---------- Information ----------

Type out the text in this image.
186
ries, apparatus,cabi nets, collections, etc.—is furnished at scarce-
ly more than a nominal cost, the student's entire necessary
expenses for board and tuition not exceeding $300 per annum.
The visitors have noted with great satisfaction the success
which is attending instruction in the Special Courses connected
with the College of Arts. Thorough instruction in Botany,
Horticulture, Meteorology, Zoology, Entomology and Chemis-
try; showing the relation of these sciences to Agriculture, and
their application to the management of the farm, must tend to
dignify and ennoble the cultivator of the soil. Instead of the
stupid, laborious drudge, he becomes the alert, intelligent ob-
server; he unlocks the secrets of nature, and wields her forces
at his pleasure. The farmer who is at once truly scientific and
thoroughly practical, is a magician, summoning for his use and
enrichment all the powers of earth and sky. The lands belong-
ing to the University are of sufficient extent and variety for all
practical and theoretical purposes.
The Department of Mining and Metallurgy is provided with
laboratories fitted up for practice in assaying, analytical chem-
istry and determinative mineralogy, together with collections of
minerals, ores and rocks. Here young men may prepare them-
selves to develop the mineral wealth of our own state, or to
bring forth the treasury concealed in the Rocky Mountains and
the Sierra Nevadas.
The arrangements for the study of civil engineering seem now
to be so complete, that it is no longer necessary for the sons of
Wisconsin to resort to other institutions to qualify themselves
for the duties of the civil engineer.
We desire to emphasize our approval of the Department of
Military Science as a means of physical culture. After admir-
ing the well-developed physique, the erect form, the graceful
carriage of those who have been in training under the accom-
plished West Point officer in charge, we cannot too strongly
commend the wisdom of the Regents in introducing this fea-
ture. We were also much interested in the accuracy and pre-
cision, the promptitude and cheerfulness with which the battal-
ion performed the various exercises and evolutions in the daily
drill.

----------

Assigned task: Return all the lines shown above, precisely as they stand.

Solution below:
Type out the text in this image.
186
ries, apparatus,cabi nets, collections, etc.—is furnished at scarce-
ly more than a nominal cost, the student's entire necessary
expenses for board and tuition not exceeding $300 per annum.
The visitors have noted with great satisfaction the success
which is attending instruction in the Special Courses connected
with the College of Arts. Thorough instruction in Botany,
Horticulture, Meteorology, Zoology, Entomology and Chemis-
try; showing the relation of these sciences to Agriculture, and
their application to the management of the farm, must tend to
dignify and ennoble the cultivator of the soil. Instead of the
stupid, laborious drudge, he becomes the alert, intelligent ob-
server; he unlocks the secrets of nature, and wields her forces
at his pleasure. The farmer who is at once truly scientific and
thoroughly practical, is a magician, summoning for his use and
enrichment all the powers of earth and sky. The lands belong-
ing to the University are of sufficient extent and variety for all
practical and theoretical purposes.
The Department of Mining and Metallurgy is provided with
laboratories fitted up for practice in assaying, analytical chem-
istry and determinative mineralogy, together with collections of
minerals, ores and rocks. Here young men may prepare them-
selves to develop the mineral wealth of our own state, or to
bring forth the treasury concealed in the Rocky Mountains and
the Sierra Nevadas.
The arrangements for the study of civil engineering seem now
to be so complete, that it is no longer necessary for the sons of
Wisconsin to resort to other institutions to qualify themselves
for the duties of the civil engineer.
We desire to emphasize our approval of the Department of
Military Science as a means of physical culture. After admir-
ing the well-developed physique, the erect form, the graceful
carriage of those who have been in training under the accom-
plished West Point officer in charge, we cannot too strongly
commend the wisdom of the Regents in introducing this fea-
ture. We were also much interested in the accuracy and pre-
cision, the promptitude and cheerfulness with which the battal-
ion performed the various exercises and evolutions in the daily
drill.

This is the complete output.